Stated exercise: Below are some records; give them all again exactly, but not the pictures.

Working data:
--- BEGIN ---

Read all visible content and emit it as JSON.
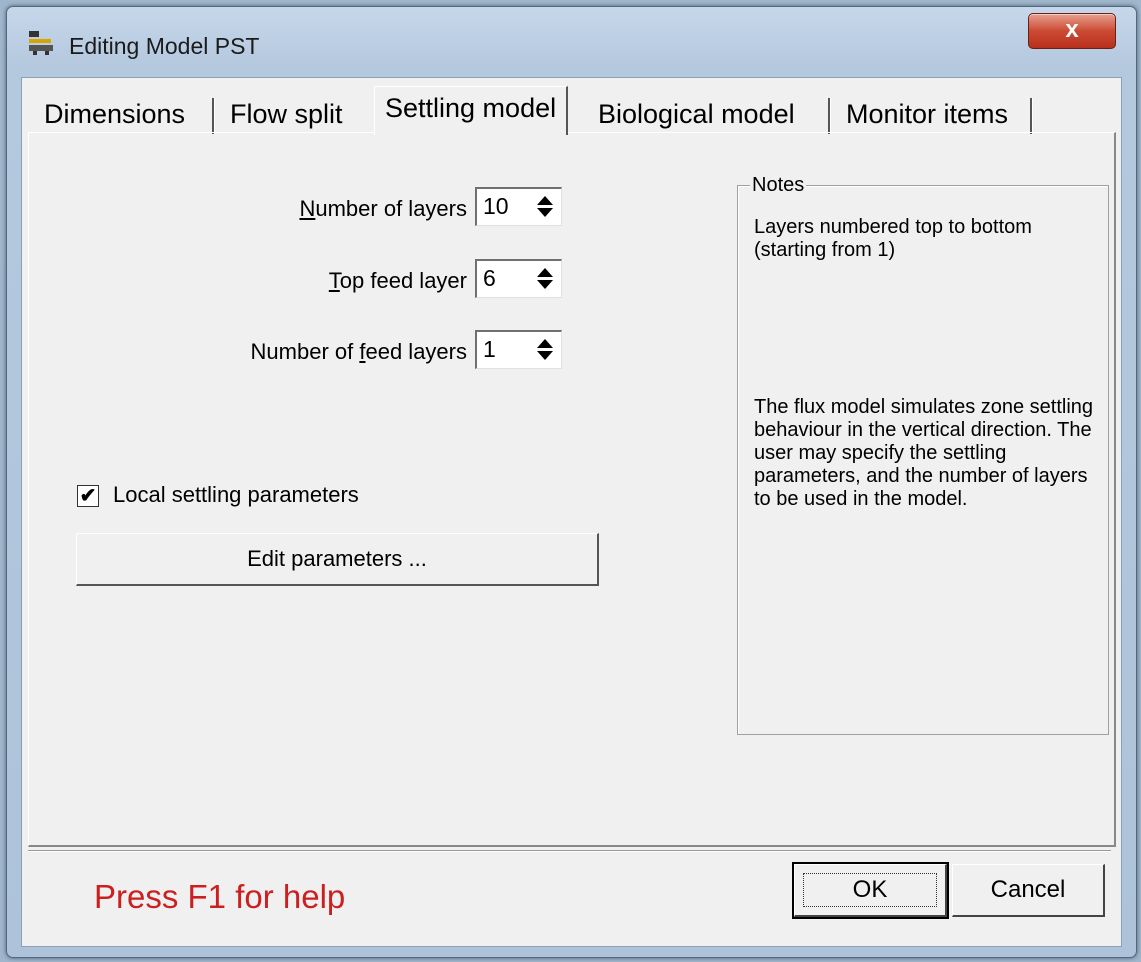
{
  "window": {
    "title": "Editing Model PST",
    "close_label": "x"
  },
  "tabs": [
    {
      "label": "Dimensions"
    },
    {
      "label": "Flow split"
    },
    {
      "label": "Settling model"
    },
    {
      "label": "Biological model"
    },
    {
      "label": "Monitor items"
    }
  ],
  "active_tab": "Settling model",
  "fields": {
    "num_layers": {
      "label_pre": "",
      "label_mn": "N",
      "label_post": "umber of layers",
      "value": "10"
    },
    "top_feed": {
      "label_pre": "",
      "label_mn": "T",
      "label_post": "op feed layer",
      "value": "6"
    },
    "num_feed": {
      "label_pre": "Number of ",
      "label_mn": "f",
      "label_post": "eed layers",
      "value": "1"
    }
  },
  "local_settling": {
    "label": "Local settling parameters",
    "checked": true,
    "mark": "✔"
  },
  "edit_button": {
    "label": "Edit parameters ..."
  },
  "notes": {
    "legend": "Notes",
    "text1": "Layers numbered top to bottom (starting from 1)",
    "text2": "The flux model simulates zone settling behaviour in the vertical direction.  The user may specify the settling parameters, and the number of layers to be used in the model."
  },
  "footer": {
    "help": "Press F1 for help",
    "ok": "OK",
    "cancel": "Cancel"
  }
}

--- END ---

Result of the task:
Read all visible content and emit it as JSON.
{
  "window": {
    "title": "Editing Model PST",
    "close_label": "x"
  },
  "tabs": [
    {
      "label": "Dimensions"
    },
    {
      "label": "Flow split"
    },
    {
      "label": "Settling model"
    },
    {
      "label": "Biological model"
    },
    {
      "label": "Monitor items"
    }
  ],
  "active_tab": "Settling model",
  "fields": {
    "num_layers": {
      "label_pre": "",
      "label_mn": "N",
      "label_post": "umber of layers",
      "value": "10"
    },
    "top_feed": {
      "label_pre": "",
      "label_mn": "T",
      "label_post": "op feed layer",
      "value": "6"
    },
    "num_feed": {
      "label_pre": "Number of ",
      "label_mn": "f",
      "label_post": "eed layers",
      "value": "1"
    }
  },
  "local_settling": {
    "label": "Local settling parameters",
    "checked": true,
    "mark": "✔"
  },
  "edit_button": {
    "label": "Edit parameters ..."
  },
  "notes": {
    "legend": "Notes",
    "text1": "Layers numbered top to bottom (starting from 1)",
    "text2": "The flux model simulates zone settling behaviour in the vertical direction.  The user may specify the settling parameters, and the number of layers to be used in the model."
  },
  "footer": {
    "help": "Press F1 for help",
    "ok": "OK",
    "cancel": "Cancel"
  }
}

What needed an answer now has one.